[Stored entries]
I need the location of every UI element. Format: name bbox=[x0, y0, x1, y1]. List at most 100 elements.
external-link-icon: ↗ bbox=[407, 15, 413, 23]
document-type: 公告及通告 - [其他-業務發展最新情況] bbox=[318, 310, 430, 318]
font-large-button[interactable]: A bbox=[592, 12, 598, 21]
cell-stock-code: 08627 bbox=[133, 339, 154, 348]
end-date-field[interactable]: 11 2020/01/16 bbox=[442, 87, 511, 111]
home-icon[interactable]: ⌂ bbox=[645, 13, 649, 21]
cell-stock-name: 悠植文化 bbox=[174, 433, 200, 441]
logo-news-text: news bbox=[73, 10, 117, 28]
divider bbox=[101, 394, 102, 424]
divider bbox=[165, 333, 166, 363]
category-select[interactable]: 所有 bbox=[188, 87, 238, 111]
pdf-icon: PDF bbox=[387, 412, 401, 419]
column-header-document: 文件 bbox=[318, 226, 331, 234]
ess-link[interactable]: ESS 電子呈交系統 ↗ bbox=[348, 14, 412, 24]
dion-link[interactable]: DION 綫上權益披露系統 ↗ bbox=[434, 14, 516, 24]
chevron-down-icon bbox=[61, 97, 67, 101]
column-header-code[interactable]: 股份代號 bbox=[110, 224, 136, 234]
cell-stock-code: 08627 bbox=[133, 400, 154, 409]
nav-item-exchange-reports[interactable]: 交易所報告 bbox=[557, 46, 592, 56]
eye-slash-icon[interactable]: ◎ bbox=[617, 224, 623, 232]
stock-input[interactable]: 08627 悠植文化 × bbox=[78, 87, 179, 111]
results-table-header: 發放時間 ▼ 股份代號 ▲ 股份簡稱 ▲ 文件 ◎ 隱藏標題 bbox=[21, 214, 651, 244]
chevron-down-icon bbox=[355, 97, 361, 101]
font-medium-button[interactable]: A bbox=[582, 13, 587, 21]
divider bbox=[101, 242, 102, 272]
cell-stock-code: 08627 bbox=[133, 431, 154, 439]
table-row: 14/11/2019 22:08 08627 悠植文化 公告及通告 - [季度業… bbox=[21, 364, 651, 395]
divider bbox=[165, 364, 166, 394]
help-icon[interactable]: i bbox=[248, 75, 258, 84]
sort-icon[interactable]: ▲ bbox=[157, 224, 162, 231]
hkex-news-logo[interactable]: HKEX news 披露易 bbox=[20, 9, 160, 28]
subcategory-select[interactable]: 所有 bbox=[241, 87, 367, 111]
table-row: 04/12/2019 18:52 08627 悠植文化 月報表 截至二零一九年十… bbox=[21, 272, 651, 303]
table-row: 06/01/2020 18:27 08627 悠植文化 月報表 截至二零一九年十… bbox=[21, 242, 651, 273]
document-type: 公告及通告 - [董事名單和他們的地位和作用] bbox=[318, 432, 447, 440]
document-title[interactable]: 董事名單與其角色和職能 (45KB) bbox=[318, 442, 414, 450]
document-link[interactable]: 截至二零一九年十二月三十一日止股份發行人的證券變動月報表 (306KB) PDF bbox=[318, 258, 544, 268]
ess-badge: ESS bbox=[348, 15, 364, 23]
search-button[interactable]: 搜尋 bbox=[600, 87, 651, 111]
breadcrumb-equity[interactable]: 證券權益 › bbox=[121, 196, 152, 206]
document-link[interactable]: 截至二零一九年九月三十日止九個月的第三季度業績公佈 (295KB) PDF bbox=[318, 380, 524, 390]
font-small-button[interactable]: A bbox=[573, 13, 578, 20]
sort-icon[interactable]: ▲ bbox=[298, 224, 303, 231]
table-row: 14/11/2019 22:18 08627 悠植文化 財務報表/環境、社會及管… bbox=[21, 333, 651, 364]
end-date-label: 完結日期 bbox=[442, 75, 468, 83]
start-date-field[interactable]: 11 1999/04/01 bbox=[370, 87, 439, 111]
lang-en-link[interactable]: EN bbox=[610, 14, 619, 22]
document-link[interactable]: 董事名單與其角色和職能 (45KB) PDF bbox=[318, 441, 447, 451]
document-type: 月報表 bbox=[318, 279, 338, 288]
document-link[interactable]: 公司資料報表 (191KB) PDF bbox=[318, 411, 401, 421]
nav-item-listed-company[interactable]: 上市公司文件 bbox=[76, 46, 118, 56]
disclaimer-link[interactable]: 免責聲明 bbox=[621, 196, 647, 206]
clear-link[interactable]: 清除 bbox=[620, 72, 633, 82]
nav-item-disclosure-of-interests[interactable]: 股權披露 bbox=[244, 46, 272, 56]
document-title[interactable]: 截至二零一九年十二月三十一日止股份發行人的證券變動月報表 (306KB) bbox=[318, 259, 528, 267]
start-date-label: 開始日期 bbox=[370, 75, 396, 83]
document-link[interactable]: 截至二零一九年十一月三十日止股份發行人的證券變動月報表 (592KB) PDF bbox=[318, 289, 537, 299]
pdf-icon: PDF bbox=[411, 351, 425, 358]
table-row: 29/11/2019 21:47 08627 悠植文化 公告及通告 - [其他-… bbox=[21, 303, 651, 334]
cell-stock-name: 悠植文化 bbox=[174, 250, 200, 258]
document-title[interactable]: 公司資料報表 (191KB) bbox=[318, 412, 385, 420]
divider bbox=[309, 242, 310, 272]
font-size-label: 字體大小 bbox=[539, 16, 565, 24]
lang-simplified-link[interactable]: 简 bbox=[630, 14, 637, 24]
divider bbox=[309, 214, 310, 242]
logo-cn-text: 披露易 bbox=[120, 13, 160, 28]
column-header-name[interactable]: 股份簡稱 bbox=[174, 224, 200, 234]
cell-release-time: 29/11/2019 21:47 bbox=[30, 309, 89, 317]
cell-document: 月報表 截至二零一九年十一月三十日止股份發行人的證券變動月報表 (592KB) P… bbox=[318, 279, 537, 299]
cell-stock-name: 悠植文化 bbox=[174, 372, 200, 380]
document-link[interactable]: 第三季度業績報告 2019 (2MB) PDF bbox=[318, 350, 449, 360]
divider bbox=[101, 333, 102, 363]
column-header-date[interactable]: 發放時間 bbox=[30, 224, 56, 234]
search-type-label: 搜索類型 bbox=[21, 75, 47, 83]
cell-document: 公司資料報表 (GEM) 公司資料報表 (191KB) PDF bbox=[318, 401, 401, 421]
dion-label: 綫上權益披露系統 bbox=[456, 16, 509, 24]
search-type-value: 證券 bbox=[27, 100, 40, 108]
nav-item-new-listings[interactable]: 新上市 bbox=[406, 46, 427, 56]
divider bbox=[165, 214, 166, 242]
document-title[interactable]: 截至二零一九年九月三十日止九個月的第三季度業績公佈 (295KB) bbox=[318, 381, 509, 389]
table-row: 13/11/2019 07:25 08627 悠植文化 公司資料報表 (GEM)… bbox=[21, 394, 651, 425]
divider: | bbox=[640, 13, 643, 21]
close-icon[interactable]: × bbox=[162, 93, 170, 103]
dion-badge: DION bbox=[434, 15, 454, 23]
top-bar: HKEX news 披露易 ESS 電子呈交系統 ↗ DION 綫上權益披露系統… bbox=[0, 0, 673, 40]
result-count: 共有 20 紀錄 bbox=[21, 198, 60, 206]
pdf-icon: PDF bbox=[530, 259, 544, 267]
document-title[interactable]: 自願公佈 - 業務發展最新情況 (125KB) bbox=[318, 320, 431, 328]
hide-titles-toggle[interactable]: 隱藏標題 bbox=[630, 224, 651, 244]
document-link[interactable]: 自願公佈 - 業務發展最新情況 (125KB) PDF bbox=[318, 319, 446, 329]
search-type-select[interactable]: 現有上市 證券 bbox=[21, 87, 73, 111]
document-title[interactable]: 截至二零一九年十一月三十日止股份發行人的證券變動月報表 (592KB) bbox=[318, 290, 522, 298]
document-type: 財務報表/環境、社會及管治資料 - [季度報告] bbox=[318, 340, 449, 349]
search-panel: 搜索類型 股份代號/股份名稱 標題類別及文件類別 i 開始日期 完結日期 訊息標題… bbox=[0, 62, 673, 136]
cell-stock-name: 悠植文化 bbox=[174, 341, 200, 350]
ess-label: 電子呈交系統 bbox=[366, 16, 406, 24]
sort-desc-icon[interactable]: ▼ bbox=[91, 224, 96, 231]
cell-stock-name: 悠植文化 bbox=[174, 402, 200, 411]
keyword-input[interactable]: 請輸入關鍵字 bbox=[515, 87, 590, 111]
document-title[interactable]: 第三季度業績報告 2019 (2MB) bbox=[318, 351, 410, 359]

Instructions for the task —
Can you return every line from the very start of the items above down through the line containing "font-large-button[interactable]: A bbox=[592, 12, 598, 21]", copied without any change?

Written solution —
I need the location of every UI element. Format: name bbox=[x0, y0, x1, y1]. List at most 100 elements.
external-link-icon: ↗ bbox=[407, 15, 413, 23]
document-type: 公告及通告 - [其他-業務發展最新情況] bbox=[318, 310, 430, 318]
font-large-button[interactable]: A bbox=[592, 12, 598, 21]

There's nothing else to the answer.